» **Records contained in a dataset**

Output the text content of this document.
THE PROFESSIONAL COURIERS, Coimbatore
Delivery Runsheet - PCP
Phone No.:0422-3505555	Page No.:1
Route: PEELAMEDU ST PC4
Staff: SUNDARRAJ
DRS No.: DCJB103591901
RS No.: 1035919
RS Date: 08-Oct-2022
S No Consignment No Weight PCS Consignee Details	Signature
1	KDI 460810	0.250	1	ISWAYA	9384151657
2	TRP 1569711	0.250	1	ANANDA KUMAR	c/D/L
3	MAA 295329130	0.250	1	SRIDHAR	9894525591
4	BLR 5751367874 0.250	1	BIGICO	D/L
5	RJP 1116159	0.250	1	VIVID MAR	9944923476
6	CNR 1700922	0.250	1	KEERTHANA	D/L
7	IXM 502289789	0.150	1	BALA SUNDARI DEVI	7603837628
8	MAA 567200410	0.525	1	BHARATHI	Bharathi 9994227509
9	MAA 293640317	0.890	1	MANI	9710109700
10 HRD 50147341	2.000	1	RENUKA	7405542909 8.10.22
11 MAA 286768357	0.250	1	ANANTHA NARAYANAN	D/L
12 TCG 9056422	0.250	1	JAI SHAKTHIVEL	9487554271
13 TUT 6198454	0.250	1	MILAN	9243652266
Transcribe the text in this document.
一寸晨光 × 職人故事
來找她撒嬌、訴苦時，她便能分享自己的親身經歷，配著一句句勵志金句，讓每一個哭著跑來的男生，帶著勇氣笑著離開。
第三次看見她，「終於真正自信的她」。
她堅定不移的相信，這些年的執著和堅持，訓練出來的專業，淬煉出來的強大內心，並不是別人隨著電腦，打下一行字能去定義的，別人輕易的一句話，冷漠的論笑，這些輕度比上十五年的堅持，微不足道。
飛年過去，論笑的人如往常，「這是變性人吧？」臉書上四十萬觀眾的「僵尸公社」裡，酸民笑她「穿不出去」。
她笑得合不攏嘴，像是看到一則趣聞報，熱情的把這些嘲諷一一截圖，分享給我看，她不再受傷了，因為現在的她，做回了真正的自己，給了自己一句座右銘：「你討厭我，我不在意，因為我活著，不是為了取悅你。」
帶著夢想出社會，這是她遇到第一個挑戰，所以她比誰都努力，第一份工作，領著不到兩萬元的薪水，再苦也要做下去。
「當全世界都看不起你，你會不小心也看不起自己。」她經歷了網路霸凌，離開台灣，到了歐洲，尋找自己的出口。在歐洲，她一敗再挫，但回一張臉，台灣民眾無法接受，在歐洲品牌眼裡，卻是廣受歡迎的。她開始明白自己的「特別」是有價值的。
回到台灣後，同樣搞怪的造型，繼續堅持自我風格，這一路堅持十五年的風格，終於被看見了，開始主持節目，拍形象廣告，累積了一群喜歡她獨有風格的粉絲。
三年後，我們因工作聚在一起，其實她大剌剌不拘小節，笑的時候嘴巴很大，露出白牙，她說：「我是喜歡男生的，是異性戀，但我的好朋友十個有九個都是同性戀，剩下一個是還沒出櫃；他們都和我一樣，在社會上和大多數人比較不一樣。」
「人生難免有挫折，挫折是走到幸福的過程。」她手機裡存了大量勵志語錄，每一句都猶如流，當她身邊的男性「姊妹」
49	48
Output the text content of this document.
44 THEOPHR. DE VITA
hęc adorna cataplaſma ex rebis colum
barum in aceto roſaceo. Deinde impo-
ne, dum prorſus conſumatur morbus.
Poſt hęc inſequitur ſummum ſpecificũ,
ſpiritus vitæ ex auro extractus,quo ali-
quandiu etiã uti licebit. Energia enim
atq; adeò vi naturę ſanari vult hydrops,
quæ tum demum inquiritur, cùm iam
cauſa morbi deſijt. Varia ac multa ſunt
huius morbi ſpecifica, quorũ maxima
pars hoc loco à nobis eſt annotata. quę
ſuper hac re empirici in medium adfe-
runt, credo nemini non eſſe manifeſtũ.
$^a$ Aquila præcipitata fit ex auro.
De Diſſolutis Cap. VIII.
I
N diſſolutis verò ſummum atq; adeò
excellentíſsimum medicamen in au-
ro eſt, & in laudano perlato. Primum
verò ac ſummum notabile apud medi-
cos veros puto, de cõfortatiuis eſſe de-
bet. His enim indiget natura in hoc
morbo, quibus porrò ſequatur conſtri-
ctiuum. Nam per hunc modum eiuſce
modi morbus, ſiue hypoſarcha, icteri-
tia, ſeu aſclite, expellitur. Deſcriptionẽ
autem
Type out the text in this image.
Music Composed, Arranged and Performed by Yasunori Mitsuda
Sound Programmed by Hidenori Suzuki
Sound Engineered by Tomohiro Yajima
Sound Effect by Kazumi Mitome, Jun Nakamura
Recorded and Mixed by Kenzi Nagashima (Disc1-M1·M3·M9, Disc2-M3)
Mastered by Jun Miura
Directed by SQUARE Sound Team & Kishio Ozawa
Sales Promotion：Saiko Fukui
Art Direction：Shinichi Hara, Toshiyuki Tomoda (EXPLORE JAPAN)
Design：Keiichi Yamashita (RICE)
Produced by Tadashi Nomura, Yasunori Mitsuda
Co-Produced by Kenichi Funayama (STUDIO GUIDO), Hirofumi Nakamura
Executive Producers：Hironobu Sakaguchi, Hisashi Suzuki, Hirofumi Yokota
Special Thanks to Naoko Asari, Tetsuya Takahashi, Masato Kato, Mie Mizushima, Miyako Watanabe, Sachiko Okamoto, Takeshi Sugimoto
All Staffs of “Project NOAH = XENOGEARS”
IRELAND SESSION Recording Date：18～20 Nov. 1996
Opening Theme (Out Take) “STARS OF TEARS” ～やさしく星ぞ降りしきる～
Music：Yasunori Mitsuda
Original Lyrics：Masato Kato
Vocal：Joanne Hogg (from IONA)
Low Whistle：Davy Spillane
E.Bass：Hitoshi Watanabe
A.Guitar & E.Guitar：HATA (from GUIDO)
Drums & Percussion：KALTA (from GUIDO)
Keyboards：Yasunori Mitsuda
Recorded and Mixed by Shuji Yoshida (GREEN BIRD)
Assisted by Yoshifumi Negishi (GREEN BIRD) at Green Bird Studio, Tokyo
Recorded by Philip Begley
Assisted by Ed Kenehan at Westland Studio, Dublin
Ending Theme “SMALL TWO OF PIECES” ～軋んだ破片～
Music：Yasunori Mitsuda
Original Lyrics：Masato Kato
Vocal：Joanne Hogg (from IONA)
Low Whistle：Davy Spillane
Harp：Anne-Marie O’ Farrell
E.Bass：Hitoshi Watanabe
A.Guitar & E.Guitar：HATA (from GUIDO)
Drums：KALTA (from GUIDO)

» **Exercise**
Give all of the entries again, word for word.

» **Solution to this exercise**
Output the text content of this document.
THE PROFESSIONAL COURIERS, Coimbatore
Delivery Runsheet - PCP
Phone No.:0422-3505555	Page No.:1
Route: PEELAMEDU ST PC4
Staff: SUNDARRAJ
DRS No.: DCJB103591901
RS No.: 1035919
RS Date: 08-Oct-2022
S No Consignment No Weight PCS Consignee Details	Signature
1	KDI 460810	0.250	1	ISWAYA	9384151657
2	TRP 1569711	0.250	1	ANANDA KUMAR	c/D/L
3	MAA 295329130	0.250	1	SRIDHAR	9894525591
4	BLR 5751367874 0.250	1	BIGICO	D/L
5	RJP 1116159	0.250	1	VIVID MAR	9944923476
6	CNR 1700922	0.250	1	KEERTHANA	D/L
7	IXM 502289789	0.150	1	BALA SUNDARI DEVI	7603837628
8	MAA 567200410	0.525	1	BHARATHI	Bharathi 9994227509
9	MAA 293640317	0.890	1	MANI	9710109700
10 HRD 50147341	2.000	1	RENUKA	7405542909 8.10.22
11 MAA 286768357	0.250	1	ANANTHA NARAYANAN	D/L
12 TCG 9056422	0.250	1	JAI SHAKTHIVEL	9487554271
13 TUT 6198454	0.250	1	MILAN	9243652266
Transcribe the text in this document.
一寸晨光 × 職人故事
來找她撒嬌、訴苦時，她便能分享自己的親身經歷，配著一句句勵志金句，讓每一個哭著跑來的男生，帶著勇氣笑著離開。
第三次看見她，「終於真正自信的她」。
她堅定不移的相信，這些年的執著和堅持，訓練出來的專業，淬煉出來的強大內心，並不是別人隨著電腦，打下一行字能去定義的，別人輕易的一句話，冷漠的論笑，這些輕度比上十五年的堅持，微不足道。
飛年過去，論笑的人如往常，「這是變性人吧？」臉書上四十萬觀眾的「僵尸公社」裡，酸民笑她「穿不出去」。
她笑得合不攏嘴，像是看到一則趣聞報，熱情的把這些嘲諷一一截圖，分享給我看，她不再受傷了，因為現在的她，做回了真正的自己，給了自己一句座右銘：「你討厭我，我不在意，因為我活著，不是為了取悅你。」
帶著夢想出社會，這是她遇到第一個挑戰，所以她比誰都努力，第一份工作，領著不到兩萬元的薪水，再苦也要做下去。
「當全世界都看不起你，你會不小心也看不起自己。」她經歷了網路霸凌，離開台灣，到了歐洲，尋找自己的出口。在歐洲，她一敗再挫，但回一張臉，台灣民眾無法接受，在歐洲品牌眼裡，卻是廣受歡迎的。她開始明白自己的「特別」是有價值的。
回到台灣後，同樣搞怪的造型，繼續堅持自我風格，這一路堅持十五年的風格，終於被看見了，開始主持節目，拍形象廣告，累積了一群喜歡她獨有風格的粉絲。
三年後，我們因工作聚在一起，其實她大剌剌不拘小節，笑的時候嘴巴很大，露出白牙，她說：「我是喜歡男生的，是異性戀，但我的好朋友十個有九個都是同性戀，剩下一個是還沒出櫃；他們都和我一樣，在社會上和大多數人比較不一樣。」
「人生難免有挫折，挫折是走到幸福的過程。」她手機裡存了大量勵志語錄，每一句都猶如流，當她身邊的男性「姊妹」
49	48
Output the text content of this document.
44 THEOPHR. DE VITA
hęc adorna cataplaſma ex rebis colum
barum in aceto roſaceo. Deinde impo-
ne, dum prorſus conſumatur morbus.
Poſt hęc inſequitur ſummum ſpecificũ,
ſpiritus vitæ ex auro extractus,quo ali-
quandiu etiã uti licebit. Energia enim
atq; adeò vi naturę ſanari vult hydrops,
quæ tum demum inquiritur, cùm iam
cauſa morbi deſijt. Varia ac multa ſunt
huius morbi ſpecifica, quorũ maxima
pars hoc loco à nobis eſt annotata. quę
ſuper hac re empirici in medium adfe-
runt, credo nemini non eſſe manifeſtũ.
$^a$ Aquila præcipitata fit ex auro.
De Diſſolutis Cap. VIII.
I
N diſſolutis verò ſummum atq; adeò
excellentíſsimum medicamen in au-
ro eſt, & in laudano perlato. Primum
verò ac ſummum notabile apud medi-
cos veros puto, de cõfortatiuis eſſe de-
bet. His enim indiget natura in hoc
morbo, quibus porrò ſequatur conſtri-
ctiuum. Nam per hunc modum eiuſce
modi morbus, ſiue hypoſarcha, icteri-
tia, ſeu aſclite, expellitur. Deſcriptionẽ
autem
Type out the text in this image.
Music Composed, Arranged and Performed by Yasunori Mitsuda
Sound Programmed by Hidenori Suzuki
Sound Engineered by Tomohiro Yajima
Sound Effect by Kazumi Mitome, Jun Nakamura
Recorded and Mixed by Kenzi Nagashima (Disc1-M1·M3·M9, Disc2-M3)
Mastered by Jun Miura
Directed by SQUARE Sound Team & Kishio Ozawa
Sales Promotion：Saiko Fukui
Art Direction：Shinichi Hara, Toshiyuki Tomoda (EXPLORE JAPAN)
Design：Keiichi Yamashita (RICE)
Produced by Tadashi Nomura, Yasunori Mitsuda
Co-Produced by Kenichi Funayama (STUDIO GUIDO), Hirofumi Nakamura
Executive Producers：Hironobu Sakaguchi, Hisashi Suzuki, Hirofumi Yokota
Special Thanks to Naoko Asari, Tetsuya Takahashi, Masato Kato, Mie Mizushima, Miyako Watanabe, Sachiko Okamoto, Takeshi Sugimoto
All Staffs of “Project NOAH = XENOGEARS”
IRELAND SESSION Recording Date：18～20 Nov. 1996
Opening Theme (Out Take) “STARS OF TEARS” ～やさしく星ぞ降りしきる～
Music：Yasunori Mitsuda
Original Lyrics：Masato Kato
Vocal：Joanne Hogg (from IONA)
Low Whistle：Davy Spillane
E.Bass：Hitoshi Watanabe
A.Guitar & E.Guitar：HATA (from GUIDO)
Drums & Percussion：KALTA (from GUIDO)
Keyboards：Yasunori Mitsuda
Recorded and Mixed by Shuji Yoshida (GREEN BIRD)
Assisted by Yoshifumi Negishi (GREEN BIRD) at Green Bird Studio, Tokyo
Recorded by Philip Begley
Assisted by Ed Kenehan at Westland Studio, Dublin
Ending Theme “SMALL TWO OF PIECES” ～軋んだ破片～
Music：Yasunori Mitsuda
Original Lyrics：Masato Kato
Vocal：Joanne Hogg (from IONA)
Low Whistle：Davy Spillane
Harp：Anne-Marie O’ Farrell
E.Bass：Hitoshi Watanabe
A.Guitar & E.Guitar：HATA (from GUIDO)
Drums：KALTA (from GUIDO)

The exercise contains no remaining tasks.